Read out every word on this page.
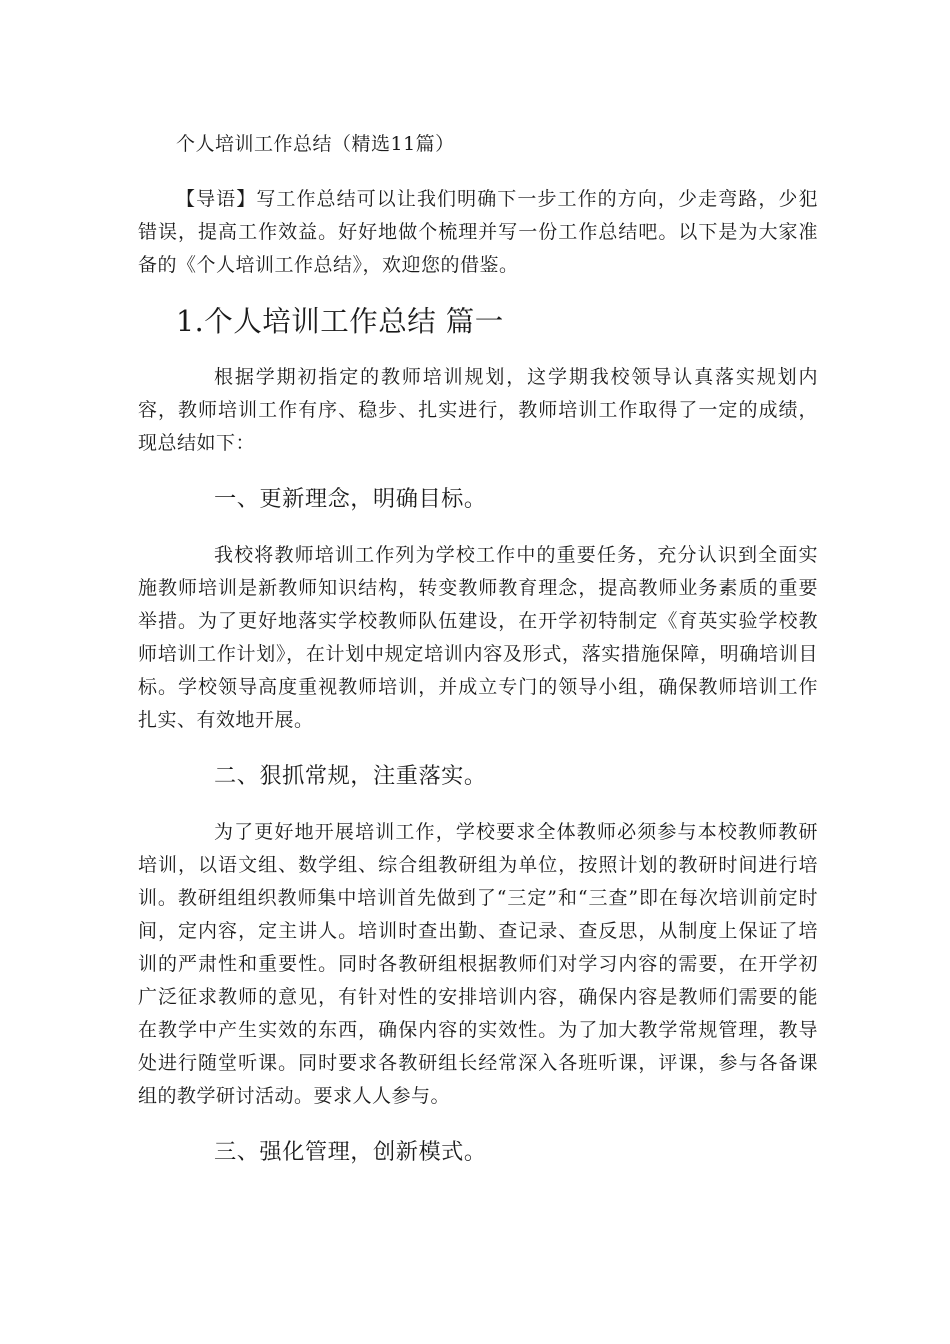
个人培训工作总结（精选11篇）

【导语】写工作总结可以让我们明确下一步工作的方向，少走弯路，少犯错误，提高工作效益。好好地做个梳理并写一份工作总结吧。以下是为大家准备的《个人培训工作总结》，欢迎您的借鉴。

1.个人培训工作总结 篇一

根据学期初指定的教师培训规划，这学期我校领导认真落实规划内容，教师培训工作有序、稳步、扎实进行，教师培训工作取得了一定的成绩，现总结如下：

一、更新理念，明确目标。

我校将教师培训工作列为学校工作中的重要任务，充分认识到全面实施教师培训是新教师知识结构，转变教师教育理念，提高教师业务素质的重要举措。为了更好地落实学校教师队伍建设，在开学初特制定《育英实验学校教师培训工作计划》，在计划中规定培训内容及形式，落实措施保障，明确培训目标。学校领导高度重视教师培训，并成立专门的领导小组，确保教师培训工作扎实、有效地开展。

二、狠抓常规，注重落实。

为了更好地开展培训工作，学校要求全体教师必须参与本校教师教研培训，以语文组、数学组、综合组教研组为单位，按照计划的教研时间进行培训。教研组组织教师集中培训首先做到了“三定”和“三查”即在每次培训前定时间，定内容，定主讲人。培训时查出勤、查记录、查反思，从制度上保证了培训的严肃性和重要性。同时各教研组根据教师们对学习内容的需要，在开学初广泛征求教师的意见，有针对性的安排培训内容，确保内容是教师们需要的能在教学中产生实效的东西，确保内容的实效性。为了加大教学常规管理，教导处进行随堂听课。同时要求各教研组长经常深入各班听课，评课，参与各备课组的教学研讨活动。要求人人参与。

三、强化管理，创新模式。
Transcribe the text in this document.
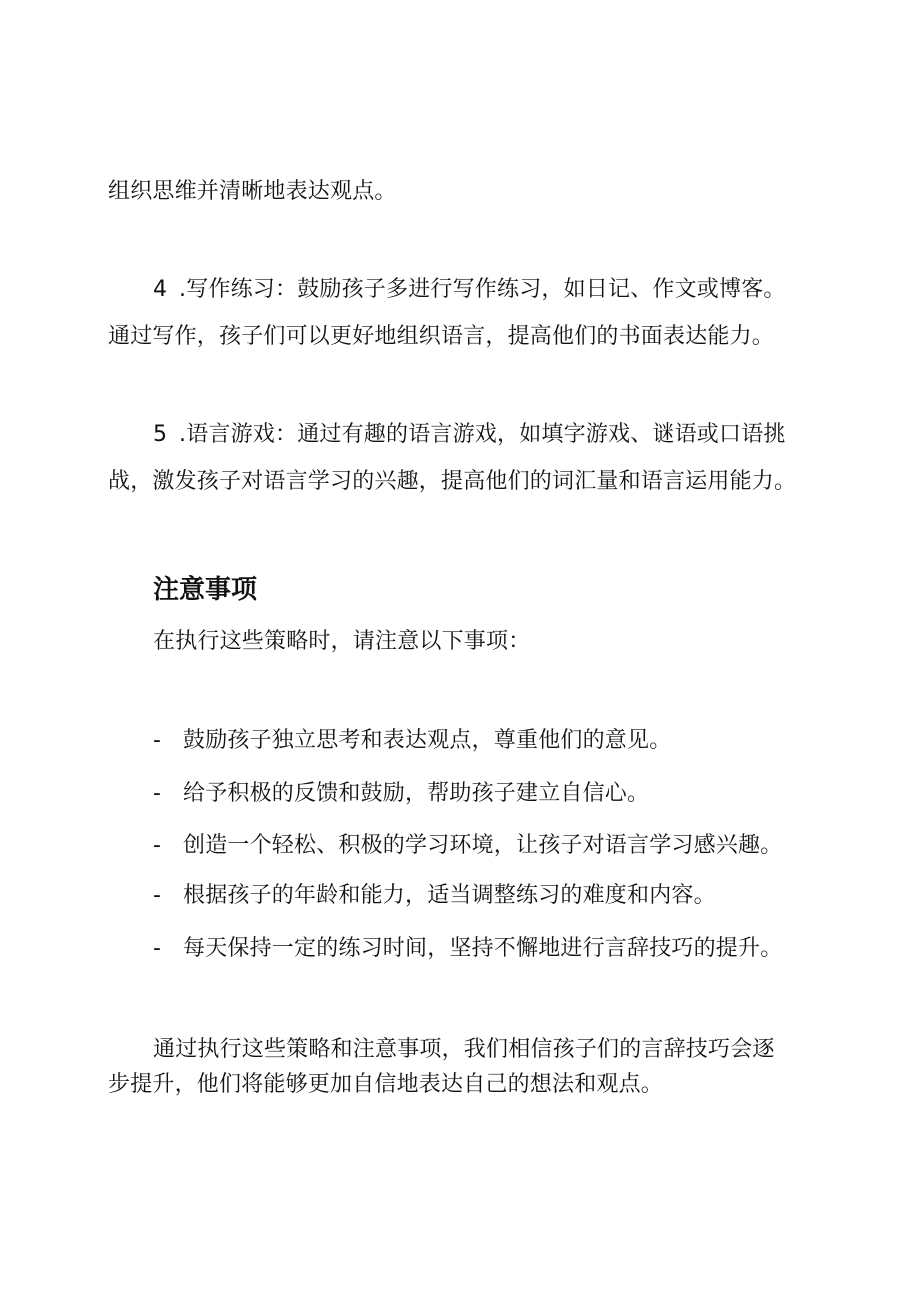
组织思维并清晰地表达观点。
4 .写作练习：鼓励孩子多进行写作练习，如日记、作文或博客。
通过写作，孩子们可以更好地组织语言，提高他们的书面表达能力。
5 .语言游戏：通过有趣的语言游戏，如填字游戏、谜语或口语挑
战，激发孩子对语言学习的兴趣，提高他们的词汇量和语言运用能力。
注意事项
在执行这些策略时，请注意以下事项：
- 鼓励孩子独立思考和表达观点，尊重他们的意见。
- 给予积极的反馈和鼓励，帮助孩子建立自信心。
- 创造一个轻松、积极的学习环境，让孩子对语言学习感兴趣。
- 根据孩子的年龄和能力，适当调整练习的难度和内容。
- 每天保持一定的练习时间，坚持不懈地进行言辞技巧的提升。
通过执行这些策略和注意事项，我们相信孩子们的言辞技巧会逐
步提升，他们将能够更加自信地表达自己的想法和观点。
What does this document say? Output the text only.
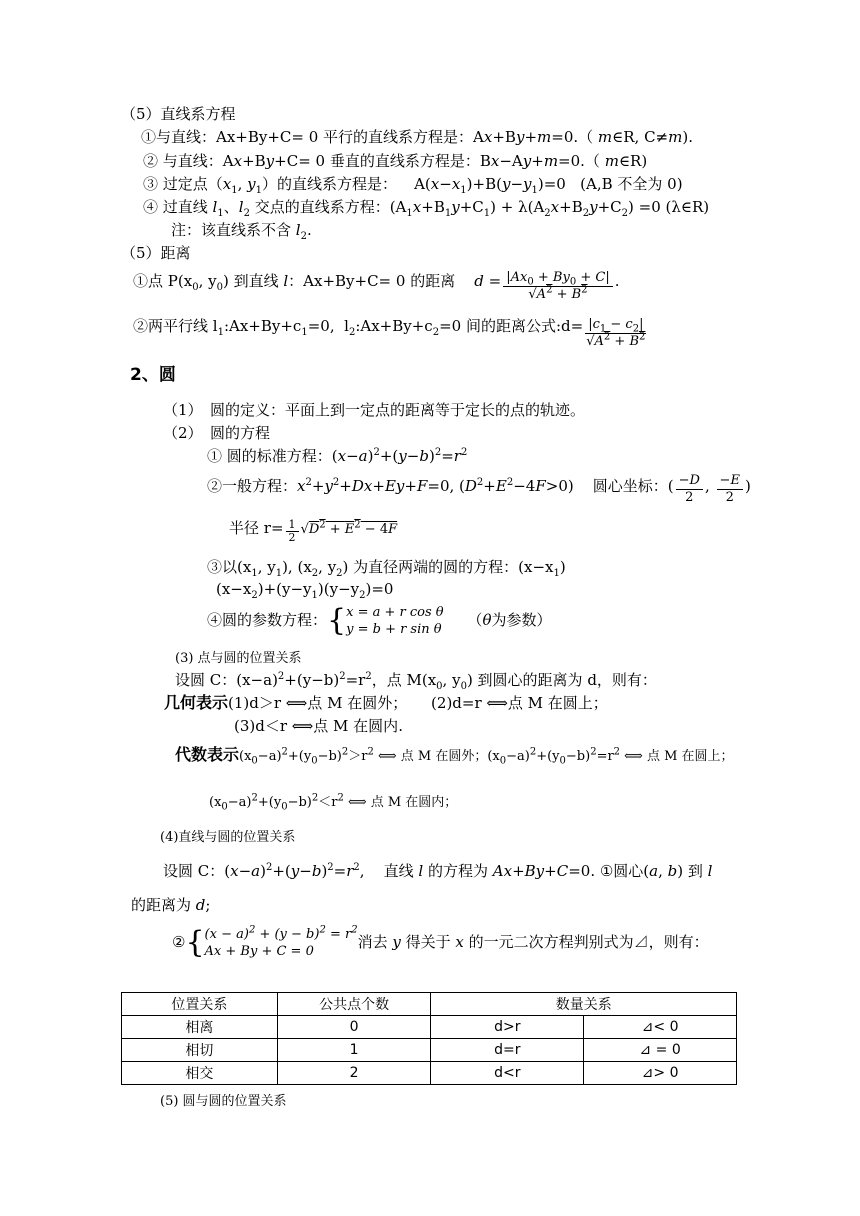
（5）直线系方程
①与直线：Ax+By+C= 0 平行的直线系方程是：Ax+By+m=0.（ m∈R, C≠m).
② 与直线：Ax+By+C= 0 垂直的直线系方程是：Bx−Ay+m=0.（ m∈R)
③ 过定点（$x_1$, $y_1$）的直线系方程是：　  $A(x-x_1)+B(y-y_1)=0$   (A,B 不全为 0)
④ 过直线 $l_1$、$l_2$ 交点的直线系方程：$(A_1x+B_1y+C_1) + \lambda(A_2x+B_2y+C_2) =0$ (λ∈R)
注：该直线系不含 $l_2$.
（5）距离
①点 $P(x_0$, $y_0$) 到直线 l：Ax+By+C= 0 的距离    $d = \frac{|Ax_0 + By_0 + C|}{√A^2 + B^2}$ .
②两平行线 $l_1:Ax+By+c_1=0$,  $l_2:Ax+By+c_2=0$ 间的距离公式:d= $\frac{|c_1 - c_2|}{√A^2 + B^2}$
2、圆
（1）　圆的定义：平面上到一定点的距离等于定长的点的轨迹。
（2）　圆的方程
① 圆的标准方程：$(x-a)^2+(y-b)^2=r^2$
②一般方程：$x^2+y^2+Dx+Ey+F=0$, $(D^2+E^2-4F>0)$    圆心坐标：( $\frac{-D}{2}$ , $\frac{-E}{2}$ )
半径 $r= \frac{1}{2} √D^2 + E^2 - 4F$
③以($x_1$, $y_1$), ($x_2$, $y_2$) 为直径两端的圆的方程：$(x-x_1)$
$(x-x_2)+(y-y_1)(y-y_2)=0$
④圆的参数方程：{ x = a + r cos θ
y = b + r sin θ
（θ为参数）
(3) 点与圆的位置关系
设圆 C：$(x-a)^2+(y-b)^2=r^2$，点 $M(x_0$, $y_0$) 到圆心的距离为 d，则有：
几何表示(1)d＞r ⟺点 M 在圆外；     (2)d=r ⟺点 M 在圆上；
(3)d＜r ⟺点 M 在圆内.
代数表示$(x_0-a)^2+(y_0-b)^2>r^2$ ⟺ 点 M 在圆外；$(x_0-a)^2+(y_0-b)^2=r^2$ ⟺ 点 M 在圆上；
$(x_0-a)^2+(y_0-b)^2<r^2$ ⟺ 点 M 在圆内；
(4)直线与圆的位置关系
设圆 C：$(x-a)^2+(y-b)^2=r^2$,    直线 l 的方程为 Ax+By+C=0. ①圆心(a, b) 到 l
的距离为 d;
②{ $(x - a)^2 + (y - b)^2 = r^2$
Ax + By + C = 0
消去 y 得关于 x 的一元二次方程判别式为⊿，则有：
位置关系	公共点个数	数量关系	
相离	0	d>r	⊿< 0
相切	1	d=r	⊿ = 0
相交	2	d<r	⊿> 0
(5) 圆与圆的位置关系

=====

Task statement: Track down all lines above with the string "this" and copy them.

Task result:
Read out every word on this page.
Transcribe the text in this document.
What does this document say? Output the text only.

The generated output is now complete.